___ Material provided
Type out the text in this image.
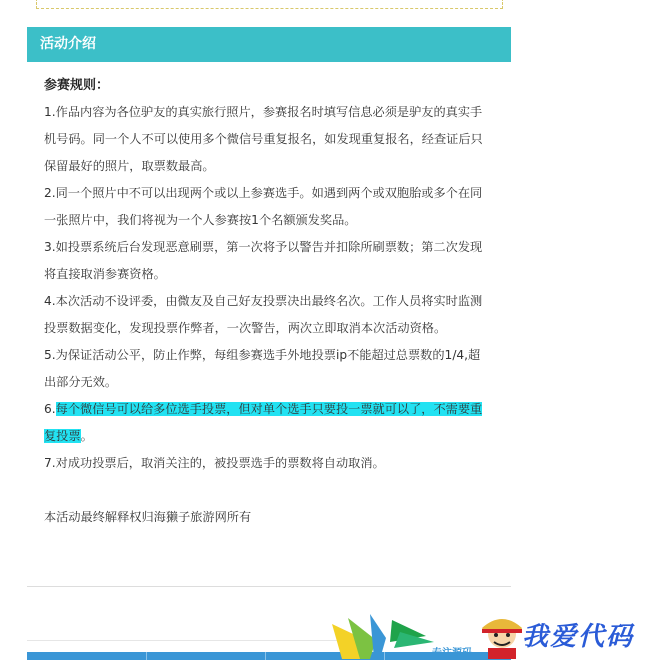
活动介绍

参赛规则：

1.作品内容为各位驴友的真实旅行照片，参赛报名时填写信息必须是驴友的真实手机号码。同一个人不可以使用多个微信号重复报名，如发现重复报名，经查证后只保留最好的照片，取票数最高。

2.同一个照片中不可以出现两个或以上参赛选手。如遇到两个或双胞胎或多个在同一张照片中，我们将视为一个人参赛按1个名额颁发奖品。

3.如投票系统后台发现恶意刷票，第一次将予以警告并扣除所刷票数；第二次发现将直接取消参赛资格。

4.本次活动不设评委，由微友及自己好友投票决出最终名次。工作人员将实时监测投票数据变化，发现投票作弊者，一次警告，两次立即取消本次活动资格。

5.为保证活动公平，防止作弊，每组参赛选手外地投票ip不能超过总票数的1/4,超出部分无效。

6.每个微信号可以给多位选手投票，但对单个选手只要投一票就可以了，不需要重复投票。

7.对成功投票后，取消关注的，被投票选手的票数将自动取消。

本活动最终解释权归海獭子旅游网所有

我爱代码
专注源码
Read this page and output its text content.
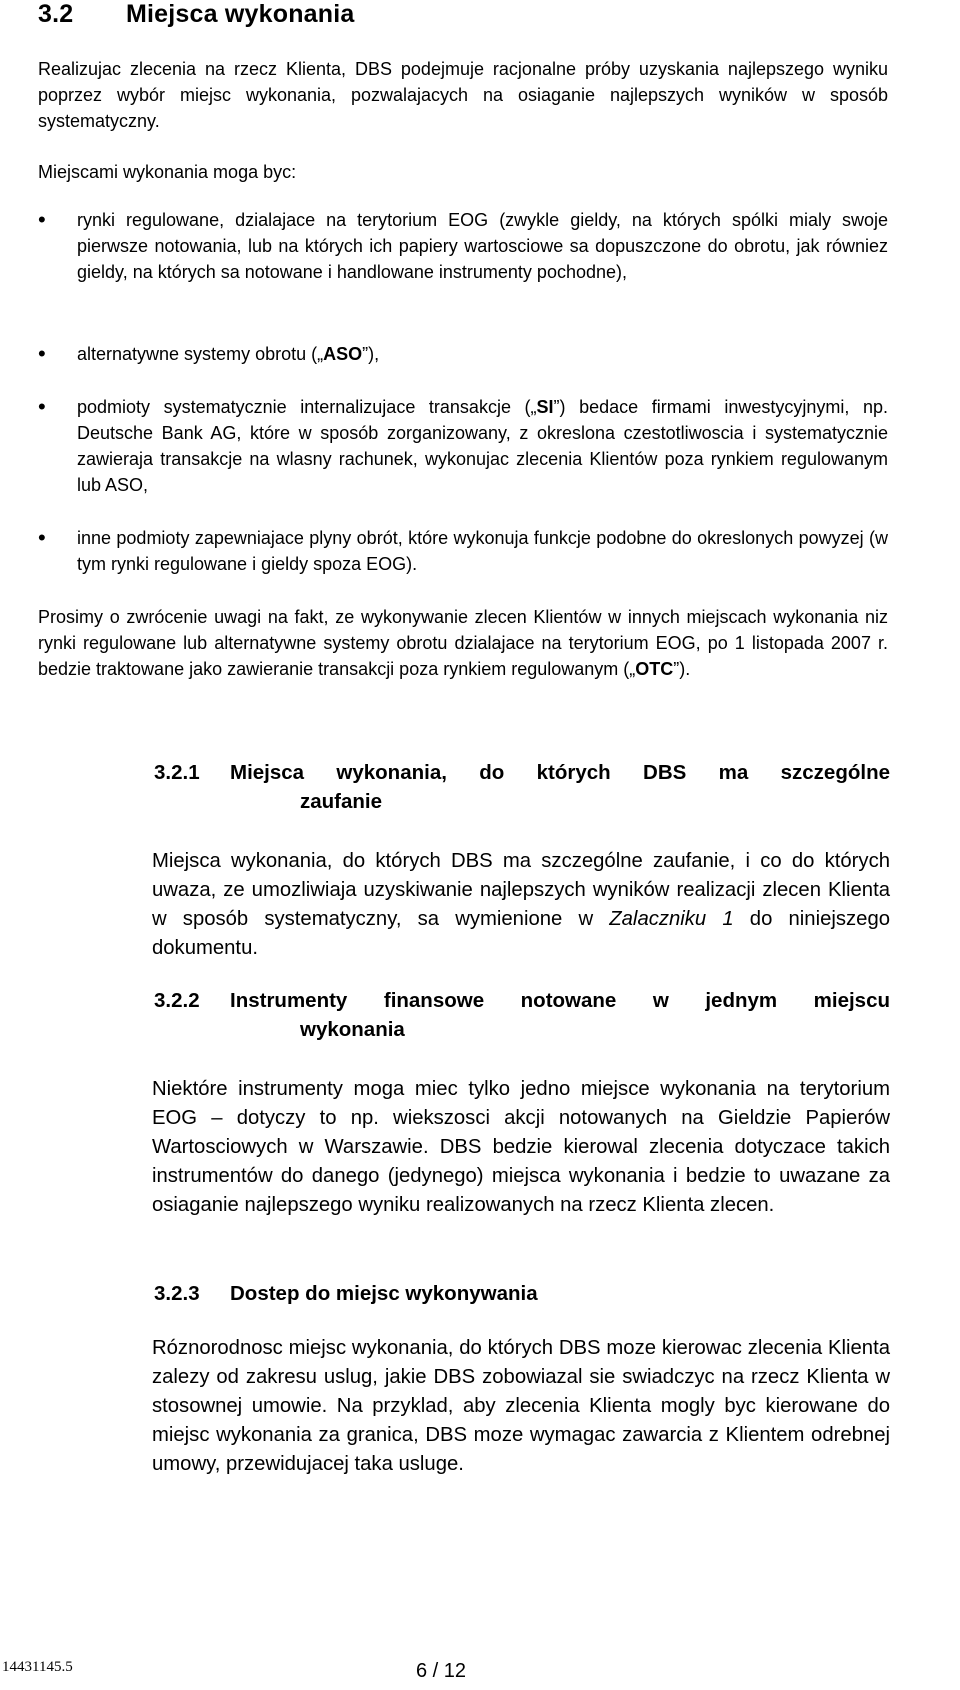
3.2 Miejsca wykonania
Realizujac zlecenia na rzecz Klienta, DBS podejmuje racjonalne próby uzyskania najlepszego wyniku poprzez wybór miejsc wykonania, pozwalajacych na osiaganie najlepszych wyników w sposób systematyczny.
Miejscami wykonania moga byc:
• rynki regulowane, dzialajace na terytorium EOG (zwykle gieldy, na których spólki mialy swoje pierwsze notowania, lub na których ich papiery wartosciowe sa dopuszczone do obrotu, jak równiez gieldy, na których sa notowane i handlowane instrumenty pochodne),
• alternatywne systemy obrotu („ASO”),
• podmioty systematycznie internalizujace transakcje („SI”) bedace firmami inwestycyjnymi, np. Deutsche Bank AG, które w sposób zorganizowany, z okreslona czestotliwoscia i systematycznie zawieraja transakcje na wlasny rachunek, wykonujac zlecenia Klientów poza rynkiem regulowanym lub ASO,
• inne podmioty zapewniajace plyny obrót, które wykonuja funkcje podobne do okreslonych powyzej (w tym rynki regulowane i gieldy spoza EOG).
Prosimy o zwrócenie uwagi na fakt, ze wykonywanie zlecen Klientów w innych miejscach wykonania niz rynki regulowane lub alternatywne systemy obrotu dzialajace na terytorium EOG, po 1 listopada 2007 r. bedzie traktowane jako zawieranie transakcji poza rynkiem regulowanym („OTC”).
3.2.1 Miejsca wykonania, do których DBS ma szczególne
zaufanie
Miejsca wykonania, do których DBS ma szczególne zaufanie, i co do których uwaza, ze umozliwiaja uzyskiwanie najlepszych wyników realizacji zlecen Klienta w sposób systematyczny, sa wymienione w Zalaczniku 1 do niniejszego dokumentu.
3.2.2 Instrumenty finansowe notowane w jednym miejscu
wykonania
Niektóre instrumenty moga miec tylko jedno miejsce wykonania na terytorium EOG – dotyczy to np. wiekszosci akcji notowanych na Gieldzie Papierów Wartosciowych w Warszawie. DBS bedzie kierowal zlecenia dotyczace takich instrumentów do danego (jedynego) miejsca wykonania i bedzie to uwazane za osiaganie najlepszego wyniku realizowanych na rzecz Klienta zlecen.
3.2.3 Dostep do miejsc wykonywania
Róznorodnosc miejsc wykonania, do których DBS moze kierowac zlecenia Klienta zalezy od zakresu uslug, jakie DBS zobowiazal sie swiadczyc na rzecz Klienta w stosownej umowie. Na przyklad, aby zlecenia Klienta mogly byc kierowane do miejsc wykonania za granica, DBS moze wymagac zawarcia z Klientem odrebnej umowy, przewidujacej taka usluge.
14431145.5	6 / 12
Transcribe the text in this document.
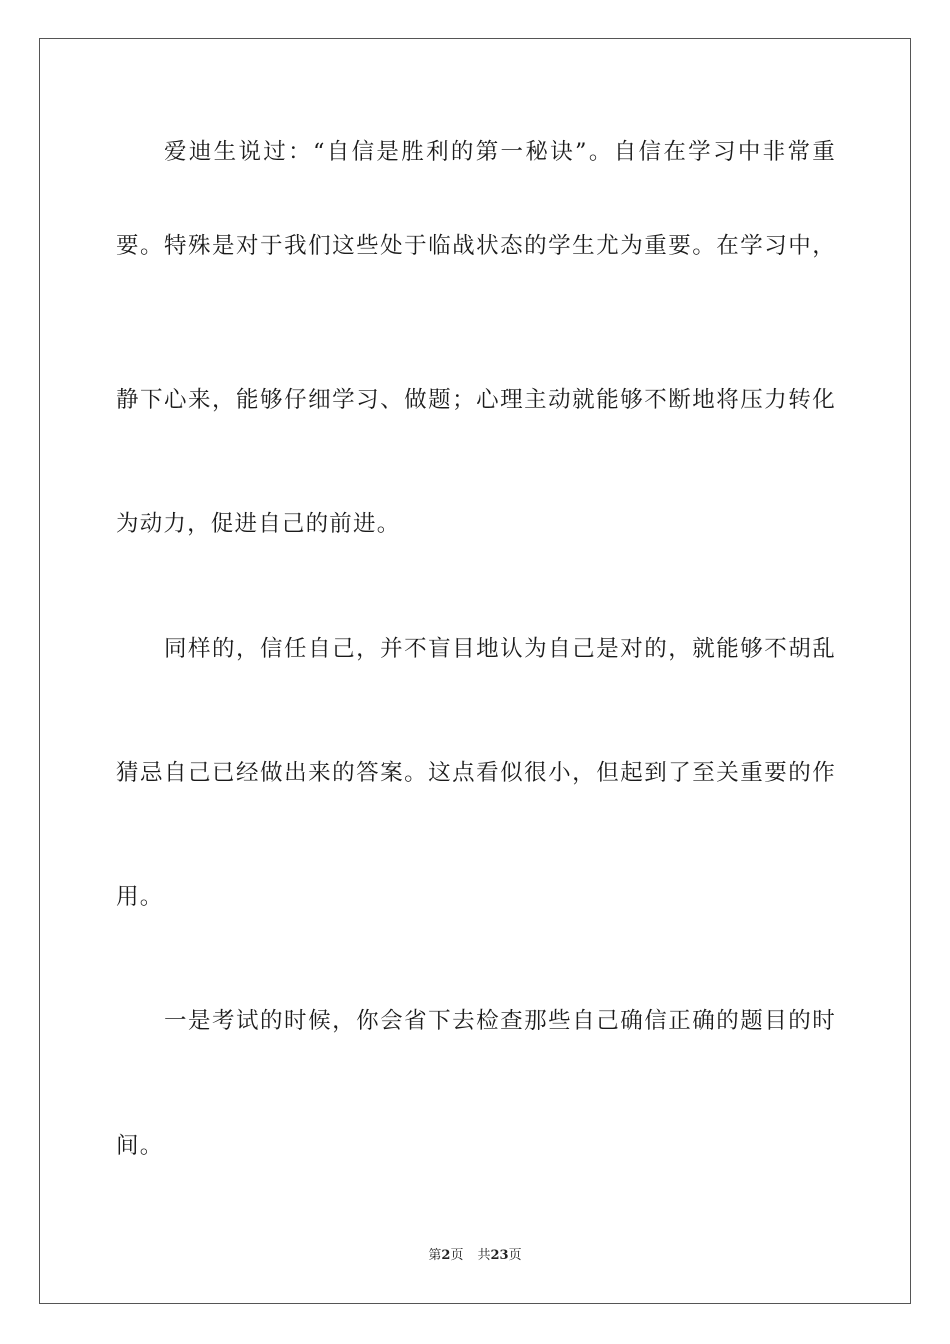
爱迪生说过：“自信是胜利的第一秘诀”。自信在学习中非常重
要。特殊是对于我们这些处于临战状态的学生尤为重要。在学习中，
静下心来，能够仔细学习、做题；心理主动就能够不断地将压力转化
为动力，促进自己的前进。
同样的，信任自己，并不盲目地认为自己是对的，就能够不胡乱
猜忌自己已经做出来的答案。这点看似很小，但起到了至关重要的作
用。
一是考试的时候，你会省下去检查那些自己确信正确的题目的时
间。
第2页 共23页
______
- [Brief]
Copy exactly the lines from the line containing "Transcribe the text in this document." through the last line of the records, both included, and omit every picture.

- [Worked solution]
Transcribe the text in this document.
爱迪生说过：“自信是胜利的第一秘诀”。自信在学习中非常重
要。特殊是对于我们这些处于临战状态的学生尤为重要。在学习中，
静下心来，能够仔细学习、做题；心理主动就能够不断地将压力转化
为动力，促进自己的前进。
同样的，信任自己，并不盲目地认为自己是对的，就能够不胡乱
猜忌自己已经做出来的答案。这点看似很小，但起到了至关重要的作
用。
一是考试的时候，你会省下去检查那些自己确信正确的题目的时
间。
第2页 共23页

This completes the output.